> _Directions for this task_: Reproduce the records. Keep every word exact and include no images.

— Start —

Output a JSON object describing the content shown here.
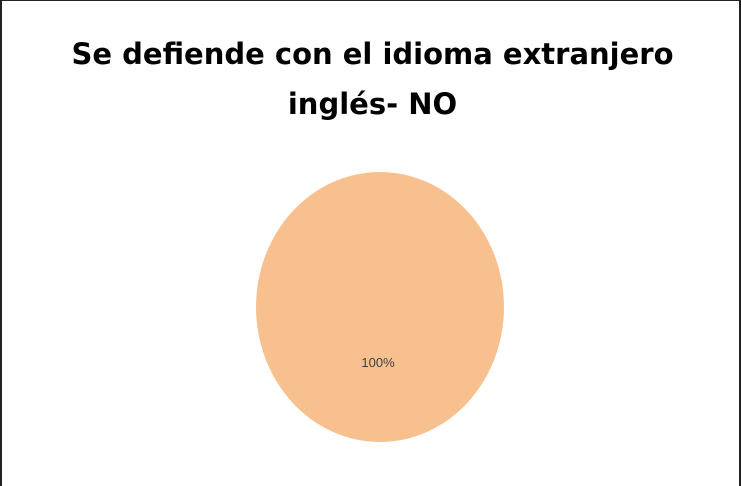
{
  "chart_data": {
    "type": "pie",
    "title_lines": [
      "Se defiende con el idioma extranjero",
      "inglés-  NO"
    ],
    "slices": [
      {
        "value": 100,
        "label": "100%",
        "color": "#F9C08F"
      }
    ],
    "legend": "none"
  }
}
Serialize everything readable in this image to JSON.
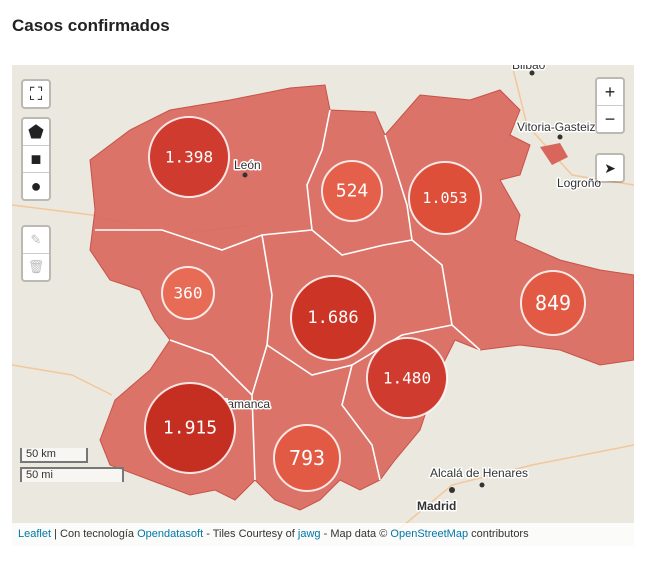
{
  "title": "Casos confirmados",
  "map": {
    "markers": [
      {
        "label": "1.398"
      },
      {
        "label": "524"
      },
      {
        "label": "1.053"
      },
      {
        "label": "360"
      },
      {
        "label": "1.686"
      },
      {
        "label": "849"
      },
      {
        "label": "1.480"
      },
      {
        "label": "1.915"
      },
      {
        "label": "793"
      }
    ],
    "places": [
      {
        "label": "Bilbao"
      },
      {
        "label": "Vitoria-Gasteiz"
      },
      {
        "label": "Logroño"
      },
      {
        "label": "León"
      },
      {
        "label": "Salamanca"
      },
      {
        "label": "Alcalá de Henares"
      },
      {
        "label": "Madrid"
      }
    ],
    "controls": {
      "zoom_in": "+",
      "zoom_out": "−"
    },
    "scale": {
      "metric": "50 km",
      "imperial": "50 mi"
    },
    "attribution": {
      "leaflet": "Leaflet",
      "powered": "| Con tecnología",
      "provider": "Opendatasoft",
      "tiles": "- Tiles Courtesy of",
      "tiles_link": "jawg",
      "mapdata": "- Map data ©",
      "osm": "OpenStreetMap",
      "contributors": "contributors"
    }
  }
}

— End —

> _Exercise response_:
Output a JSON object describing the content shown here.
{
  "chart_data": {
    "type": "pie",
    "title_lines": [
      "Se defiende con el idioma extranjero",
      "inglés-  NO"
    ],
    "slices": [
      {
        "value": 100,
        "label": "100%",
        "color": "#F9C08F"
      }
    ],
    "legend": "none"
  }
}
Serialize everything readable in this image to JSON.
{
  "title": "Casos confirmados",
  "map": {
    "markers": [
      {
        "label": "1.398"
      },
      {
        "label": "524"
      },
      {
        "label": "1.053"
      },
      {
        "label": "360"
      },
      {
        "label": "1.686"
      },
      {
        "label": "849"
      },
      {
        "label": "1.480"
      },
      {
        "label": "1.915"
      },
      {
        "label": "793"
      }
    ],
    "places": [
      {
        "label": "Bilbao"
      },
      {
        "label": "Vitoria-Gasteiz"
      },
      {
        "label": "Logroño"
      },
      {
        "label": "León"
      },
      {
        "label": "Salamanca"
      },
      {
        "label": "Alcalá de Henares"
      },
      {
        "label": "Madrid"
      }
    ],
    "controls": {
      "zoom_in": "+",
      "zoom_out": "−"
    },
    "scale": {
      "metric": "50 km",
      "imperial": "50 mi"
    },
    "attribution": {
      "leaflet": "Leaflet",
      "powered": "| Con tecnología",
      "provider": "Opendatasoft",
      "tiles": "- Tiles Courtesy of",
      "tiles_link": "jawg",
      "mapdata": "- Map data ©",
      "osm": "OpenStreetMap",
      "contributors": "contributors"
    }
  }
}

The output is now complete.